-- START OF Records shown --

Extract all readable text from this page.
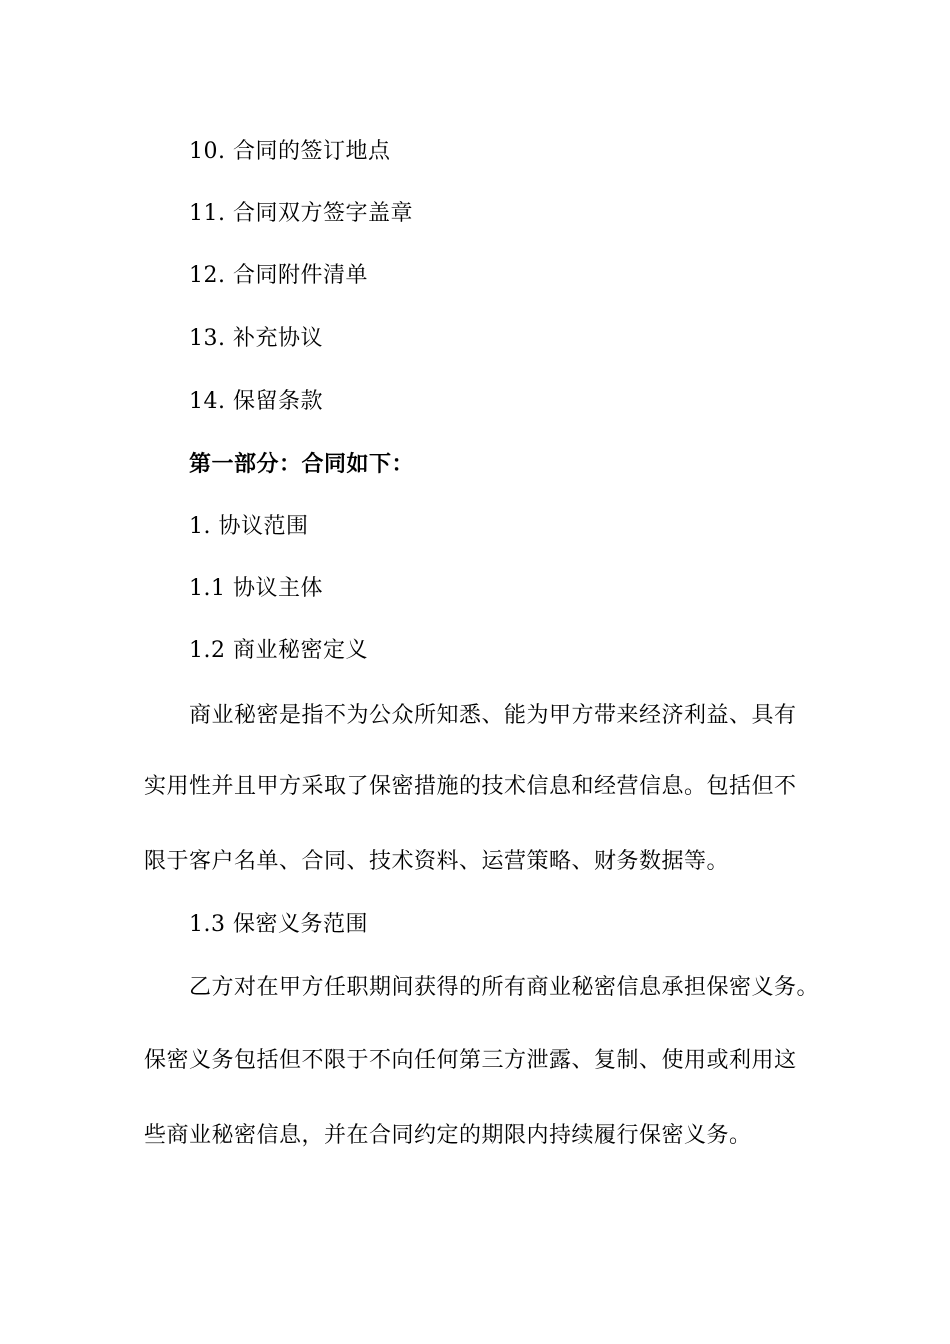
10. 合同的签订地点
11. 合同双方签字盖章
12. 合同附件清单
13. 补充协议
14. 保留条款
第一部分：合同如下：
1. 协议范围
1.1 协议主体
1.2 商业秘密定义
商业秘密是指不为公众所知悉、能为甲方带来经济利益、具有
实用性并且甲方采取了保密措施的技术信息和经营信息。包括但不
限于客户名单、合同、技术资料、运营策略、财务数据等。
1.3 保密义务范围
乙方对在甲方任职期间获得的所有商业秘密信息承担保密义务。
保密义务包括但不限于不向任何第三方泄露、复制、使用或利用这
些商业秘密信息，并在合同约定的期限内持续履行保密义务。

-- END OF Records shown --

Output an exact copy of the material, with the pictures removed.

Written reply:
Extract all readable text from this page.
10. 合同的签订地点
11. 合同双方签字盖章
12. 合同附件清单
13. 补充协议
14. 保留条款
第一部分：合同如下：
1. 协议范围
1.1 协议主体
1.2 商业秘密定义
商业秘密是指不为公众所知悉、能为甲方带来经济利益、具有
实用性并且甲方采取了保密措施的技术信息和经营信息。包括但不
限于客户名单、合同、技术资料、运营策略、财务数据等。
1.3 保密义务范围
乙方对在甲方任职期间获得的所有商业秘密信息承担保密义务。
保密义务包括但不限于不向任何第三方泄露、复制、使用或利用这
些商业秘密信息，并在合同约定的期限内持续履行保密义务。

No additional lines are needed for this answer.